# YOUR INSTRUCTIONS
What follows are records. Restate all of them word for word.

Records from a data collection:
--
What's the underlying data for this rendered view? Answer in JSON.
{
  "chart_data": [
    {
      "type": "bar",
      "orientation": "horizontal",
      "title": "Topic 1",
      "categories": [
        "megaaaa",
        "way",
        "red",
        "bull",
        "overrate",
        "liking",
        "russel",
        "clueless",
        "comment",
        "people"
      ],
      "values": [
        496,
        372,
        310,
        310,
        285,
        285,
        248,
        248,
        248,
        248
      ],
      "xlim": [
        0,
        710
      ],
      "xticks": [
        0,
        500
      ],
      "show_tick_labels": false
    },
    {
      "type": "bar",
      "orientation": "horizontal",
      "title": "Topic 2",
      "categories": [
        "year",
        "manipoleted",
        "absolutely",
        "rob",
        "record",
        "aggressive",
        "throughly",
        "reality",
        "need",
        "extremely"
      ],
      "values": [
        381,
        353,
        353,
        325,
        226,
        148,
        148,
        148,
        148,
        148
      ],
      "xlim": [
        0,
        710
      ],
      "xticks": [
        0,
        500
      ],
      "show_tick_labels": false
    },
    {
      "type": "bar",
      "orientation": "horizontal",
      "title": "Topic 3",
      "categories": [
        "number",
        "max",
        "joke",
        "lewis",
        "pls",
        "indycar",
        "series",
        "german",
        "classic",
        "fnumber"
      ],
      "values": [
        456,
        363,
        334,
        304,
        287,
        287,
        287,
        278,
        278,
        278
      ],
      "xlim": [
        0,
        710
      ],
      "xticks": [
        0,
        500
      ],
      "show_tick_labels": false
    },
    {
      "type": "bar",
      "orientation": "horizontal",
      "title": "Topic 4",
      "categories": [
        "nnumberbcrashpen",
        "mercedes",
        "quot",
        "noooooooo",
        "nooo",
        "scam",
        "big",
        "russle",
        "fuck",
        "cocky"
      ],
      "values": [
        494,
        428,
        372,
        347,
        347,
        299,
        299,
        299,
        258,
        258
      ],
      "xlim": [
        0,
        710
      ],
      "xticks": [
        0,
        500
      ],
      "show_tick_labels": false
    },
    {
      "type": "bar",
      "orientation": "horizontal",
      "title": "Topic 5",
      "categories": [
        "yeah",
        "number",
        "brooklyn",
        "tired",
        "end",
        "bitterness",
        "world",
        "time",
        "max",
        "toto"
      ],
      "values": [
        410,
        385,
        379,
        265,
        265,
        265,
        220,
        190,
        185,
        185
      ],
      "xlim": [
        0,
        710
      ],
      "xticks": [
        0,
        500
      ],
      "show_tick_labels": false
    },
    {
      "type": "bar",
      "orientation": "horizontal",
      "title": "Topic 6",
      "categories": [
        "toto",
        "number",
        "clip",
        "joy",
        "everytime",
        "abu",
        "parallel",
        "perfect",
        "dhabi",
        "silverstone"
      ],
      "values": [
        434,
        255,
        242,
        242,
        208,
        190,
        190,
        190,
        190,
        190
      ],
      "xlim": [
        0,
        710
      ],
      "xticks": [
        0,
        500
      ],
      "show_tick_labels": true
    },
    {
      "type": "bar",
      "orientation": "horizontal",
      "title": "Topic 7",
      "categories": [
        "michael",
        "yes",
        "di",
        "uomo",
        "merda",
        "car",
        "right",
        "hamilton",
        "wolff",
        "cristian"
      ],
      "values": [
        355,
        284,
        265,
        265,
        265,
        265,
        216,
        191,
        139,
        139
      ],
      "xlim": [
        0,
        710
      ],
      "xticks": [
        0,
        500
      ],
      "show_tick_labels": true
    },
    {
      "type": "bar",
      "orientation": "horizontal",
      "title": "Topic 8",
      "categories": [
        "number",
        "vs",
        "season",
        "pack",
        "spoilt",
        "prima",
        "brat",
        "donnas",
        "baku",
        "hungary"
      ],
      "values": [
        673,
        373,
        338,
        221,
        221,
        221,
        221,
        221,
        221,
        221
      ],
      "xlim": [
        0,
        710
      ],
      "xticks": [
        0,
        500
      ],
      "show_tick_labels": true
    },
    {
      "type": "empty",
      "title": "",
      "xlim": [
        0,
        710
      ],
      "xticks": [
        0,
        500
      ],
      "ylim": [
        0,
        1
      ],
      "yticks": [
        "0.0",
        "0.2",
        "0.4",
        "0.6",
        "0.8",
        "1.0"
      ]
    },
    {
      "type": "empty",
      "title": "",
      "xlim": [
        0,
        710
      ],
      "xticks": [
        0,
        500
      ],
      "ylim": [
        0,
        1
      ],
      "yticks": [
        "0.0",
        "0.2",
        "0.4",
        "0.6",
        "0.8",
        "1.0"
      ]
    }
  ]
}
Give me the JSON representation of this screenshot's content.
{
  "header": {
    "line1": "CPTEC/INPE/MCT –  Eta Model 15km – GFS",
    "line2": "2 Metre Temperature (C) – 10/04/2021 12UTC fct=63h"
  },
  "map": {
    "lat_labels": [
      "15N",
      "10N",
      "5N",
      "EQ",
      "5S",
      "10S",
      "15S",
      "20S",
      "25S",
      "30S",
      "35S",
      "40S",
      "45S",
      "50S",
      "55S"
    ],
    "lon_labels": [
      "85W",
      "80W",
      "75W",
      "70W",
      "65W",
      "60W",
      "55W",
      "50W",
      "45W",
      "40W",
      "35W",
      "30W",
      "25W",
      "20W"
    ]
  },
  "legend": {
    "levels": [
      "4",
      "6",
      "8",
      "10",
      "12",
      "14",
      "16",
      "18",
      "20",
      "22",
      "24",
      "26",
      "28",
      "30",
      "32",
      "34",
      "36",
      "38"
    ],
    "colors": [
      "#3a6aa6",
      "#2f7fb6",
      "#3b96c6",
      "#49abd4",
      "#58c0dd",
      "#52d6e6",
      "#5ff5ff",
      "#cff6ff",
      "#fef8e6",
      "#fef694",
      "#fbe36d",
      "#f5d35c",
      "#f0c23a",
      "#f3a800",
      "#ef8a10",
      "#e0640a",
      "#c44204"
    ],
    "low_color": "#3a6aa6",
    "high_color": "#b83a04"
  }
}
--
# RESULT FOR THIS EXERCISE
What's the underlying data for this rendered view? Answer in JSON.
{
  "chart_data": [
    {
      "type": "bar",
      "orientation": "horizontal",
      "title": "Topic 1",
      "categories": [
        "megaaaa",
        "way",
        "red",
        "bull",
        "overrate",
        "liking",
        "russel",
        "clueless",
        "comment",
        "people"
      ],
      "values": [
        496,
        372,
        310,
        310,
        285,
        285,
        248,
        248,
        248,
        248
      ],
      "xlim": [
        0,
        710
      ],
      "xticks": [
        0,
        500
      ],
      "show_tick_labels": false
    },
    {
      "type": "bar",
      "orientation": "horizontal",
      "title": "Topic 2",
      "categories": [
        "year",
        "manipoleted",
        "absolutely",
        "rob",
        "record",
        "aggressive",
        "throughly",
        "reality",
        "need",
        "extremely"
      ],
      "values": [
        381,
        353,
        353,
        325,
        226,
        148,
        148,
        148,
        148,
        148
      ],
      "xlim": [
        0,
        710
      ],
      "xticks": [
        0,
        500
      ],
      "show_tick_labels": false
    },
    {
      "type": "bar",
      "orientation": "horizontal",
      "title": "Topic 3",
      "categories": [
        "number",
        "max",
        "joke",
        "lewis",
        "pls",
        "indycar",
        "series",
        "german",
        "classic",
        "fnumber"
      ],
      "values": [
        456,
        363,
        334,
        304,
        287,
        287,
        287,
        278,
        278,
        278
      ],
      "xlim": [
        0,
        710
      ],
      "xticks": [
        0,
        500
      ],
      "show_tick_labels": false
    },
    {
      "type": "bar",
      "orientation": "horizontal",
      "title": "Topic 4",
      "categories": [
        "nnumberbcrashpen",
        "mercedes",
        "quot",
        "noooooooo",
        "nooo",
        "scam",
        "big",
        "russle",
        "fuck",
        "cocky"
      ],
      "values": [
        494,
        428,
        372,
        347,
        347,
        299,
        299,
        299,
        258,
        258
      ],
      "xlim": [
        0,
        710
      ],
      "xticks": [
        0,
        500
      ],
      "show_tick_labels": false
    },
    {
      "type": "bar",
      "orientation": "horizontal",
      "title": "Topic 5",
      "categories": [
        "yeah",
        "number",
        "brooklyn",
        "tired",
        "end",
        "bitterness",
        "world",
        "time",
        "max",
        "toto"
      ],
      "values": [
        410,
        385,
        379,
        265,
        265,
        265,
        220,
        190,
        185,
        185
      ],
      "xlim": [
        0,
        710
      ],
      "xticks": [
        0,
        500
      ],
      "show_tick_labels": false
    },
    {
      "type": "bar",
      "orientation": "horizontal",
      "title": "Topic 6",
      "categories": [
        "toto",
        "number",
        "clip",
        "joy",
        "everytime",
        "abu",
        "parallel",
        "perfect",
        "dhabi",
        "silverstone"
      ],
      "values": [
        434,
        255,
        242,
        242,
        208,
        190,
        190,
        190,
        190,
        190
      ],
      "xlim": [
        0,
        710
      ],
      "xticks": [
        0,
        500
      ],
      "show_tick_labels": true
    },
    {
      "type": "bar",
      "orientation": "horizontal",
      "title": "Topic 7",
      "categories": [
        "michael",
        "yes",
        "di",
        "uomo",
        "merda",
        "car",
        "right",
        "hamilton",
        "wolff",
        "cristian"
      ],
      "values": [
        355,
        284,
        265,
        265,
        265,
        265,
        216,
        191,
        139,
        139
      ],
      "xlim": [
        0,
        710
      ],
      "xticks": [
        0,
        500
      ],
      "show_tick_labels": true
    },
    {
      "type": "bar",
      "orientation": "horizontal",
      "title": "Topic 8",
      "categories": [
        "number",
        "vs",
        "season",
        "pack",
        "spoilt",
        "prima",
        "brat",
        "donnas",
        "baku",
        "hungary"
      ],
      "values": [
        673,
        373,
        338,
        221,
        221,
        221,
        221,
        221,
        221,
        221
      ],
      "xlim": [
        0,
        710
      ],
      "xticks": [
        0,
        500
      ],
      "show_tick_labels": true
    },
    {
      "type": "empty",
      "title": "",
      "xlim": [
        0,
        710
      ],
      "xticks": [
        0,
        500
      ],
      "ylim": [
        0,
        1
      ],
      "yticks": [
        "0.0",
        "0.2",
        "0.4",
        "0.6",
        "0.8",
        "1.0"
      ]
    },
    {
      "type": "empty",
      "title": "",
      "xlim": [
        0,
        710
      ],
      "xticks": [
        0,
        500
      ],
      "ylim": [
        0,
        1
      ],
      "yticks": [
        "0.0",
        "0.2",
        "0.4",
        "0.6",
        "0.8",
        "1.0"
      ]
    }
  ]
}
Give me the JSON representation of this screenshot's content.
{
  "header": {
    "line1": "CPTEC/INPE/MCT –  Eta Model 15km – GFS",
    "line2": "2 Metre Temperature (C) – 10/04/2021 12UTC fct=63h"
  },
  "map": {
    "lat_labels": [
      "15N",
      "10N",
      "5N",
      "EQ",
      "5S",
      "10S",
      "15S",
      "20S",
      "25S",
      "30S",
      "35S",
      "40S",
      "45S",
      "50S",
      "55S"
    ],
    "lon_labels": [
      "85W",
      "80W",
      "75W",
      "70W",
      "65W",
      "60W",
      "55W",
      "50W",
      "45W",
      "40W",
      "35W",
      "30W",
      "25W",
      "20W"
    ]
  },
  "legend": {
    "levels": [
      "4",
      "6",
      "8",
      "10",
      "12",
      "14",
      "16",
      "18",
      "20",
      "22",
      "24",
      "26",
      "28",
      "30",
      "32",
      "34",
      "36",
      "38"
    ],
    "colors": [
      "#3a6aa6",
      "#2f7fb6",
      "#3b96c6",
      "#49abd4",
      "#58c0dd",
      "#52d6e6",
      "#5ff5ff",
      "#cff6ff",
      "#fef8e6",
      "#fef694",
      "#fbe36d",
      "#f5d35c",
      "#f0c23a",
      "#f3a800",
      "#ef8a10",
      "#e0640a",
      "#c44204"
    ],
    "low_color": "#3a6aa6",
    "high_color": "#b83a04"
  }
}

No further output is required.